What is needed: Quote every line of the data below as it stands, omitting pictures.

Input for this task:
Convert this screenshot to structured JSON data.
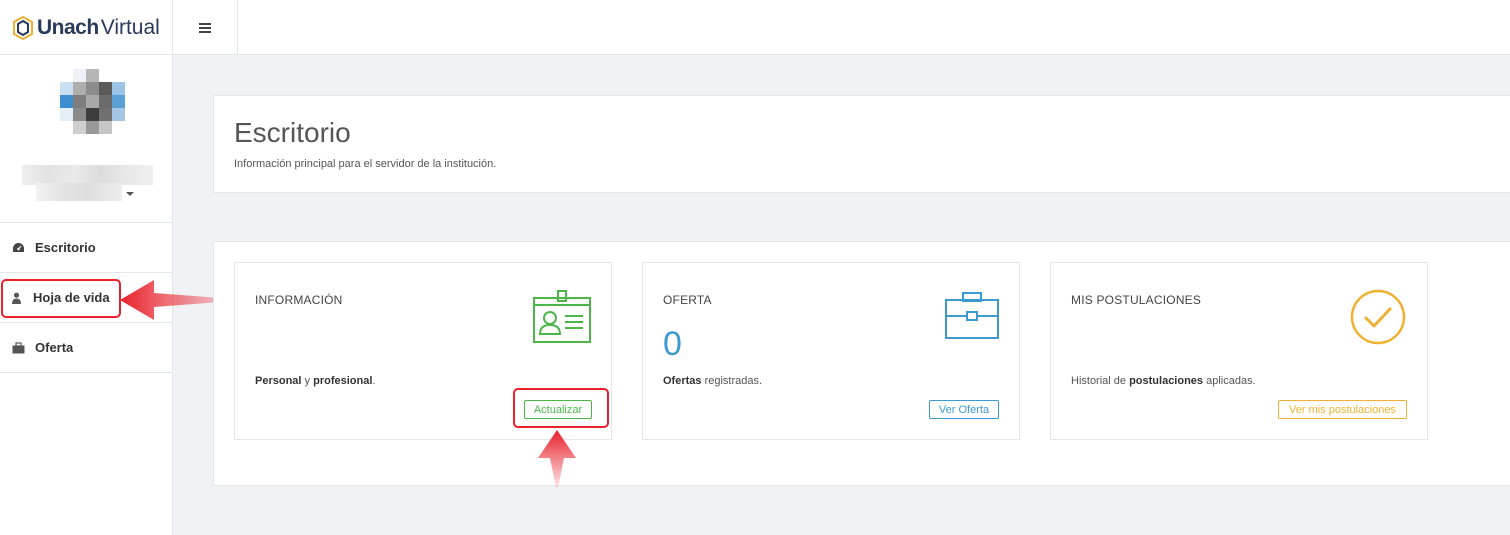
{
  "brand": {
    "name_bold": "Unach",
    "name_light": "Virtual"
  },
  "sidebar": {
    "items": [
      {
        "label": "Escritorio",
        "icon": "dashboard-icon"
      },
      {
        "label": "Hoja de vida",
        "icon": "user-icon"
      },
      {
        "label": "Oferta",
        "icon": "briefcase-icon"
      }
    ]
  },
  "header": {
    "title": "Escritorio",
    "subtitle": "Información principal para el servidor de la institución."
  },
  "cards": [
    {
      "title": "INFORMACIÓN",
      "desc_bold1": "Personal",
      "desc_mid": " y ",
      "desc_bold2": "profesional",
      "desc_end": ".",
      "button": "Actualizar",
      "color": "#4cb648",
      "icon": "id-card-icon"
    },
    {
      "title": "OFERTA",
      "number": "0",
      "desc_bold1": "Ofertas",
      "desc_end": " registradas.",
      "button": "Ver Oferta",
      "color": "#3d9ad1",
      "icon": "briefcase-icon"
    },
    {
      "title": "MIS POSTULACIONES",
      "desc_start": "Historial de ",
      "desc_bold1": "postulaciones",
      "desc_end": " aplicadas.",
      "button": "Ver mis postulaciones",
      "color": "#f0b132",
      "icon": "check-circle-icon"
    }
  ],
  "colors": {
    "annotation": "#e8212b",
    "brand": "#2a3a5a"
  }
}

Full answer:
Convert this screenshot to structured JSON data.
{
  "brand": {
    "name_bold": "Unach",
    "name_light": "Virtual"
  },
  "sidebar": {
    "items": [
      {
        "label": "Escritorio",
        "icon": "dashboard-icon"
      },
      {
        "label": "Hoja de vida",
        "icon": "user-icon"
      },
      {
        "label": "Oferta",
        "icon": "briefcase-icon"
      }
    ]
  },
  "header": {
    "title": "Escritorio",
    "subtitle": "Información principal para el servidor de la institución."
  },
  "cards": [
    {
      "title": "INFORMACIÓN",
      "desc_bold1": "Personal",
      "desc_mid": " y ",
      "desc_bold2": "profesional",
      "desc_end": ".",
      "button": "Actualizar",
      "color": "#4cb648",
      "icon": "id-card-icon"
    },
    {
      "title": "OFERTA",
      "number": "0",
      "desc_bold1": "Ofertas",
      "desc_end": " registradas.",
      "button": "Ver Oferta",
      "color": "#3d9ad1",
      "icon": "briefcase-icon"
    },
    {
      "title": "MIS POSTULACIONES",
      "desc_start": "Historial de ",
      "desc_bold1": "postulaciones",
      "desc_end": " aplicadas.",
      "button": "Ver mis postulaciones",
      "color": "#f0b132",
      "icon": "check-circle-icon"
    }
  ],
  "colors": {
    "annotation": "#e8212b",
    "brand": "#2a3a5a"
  }
}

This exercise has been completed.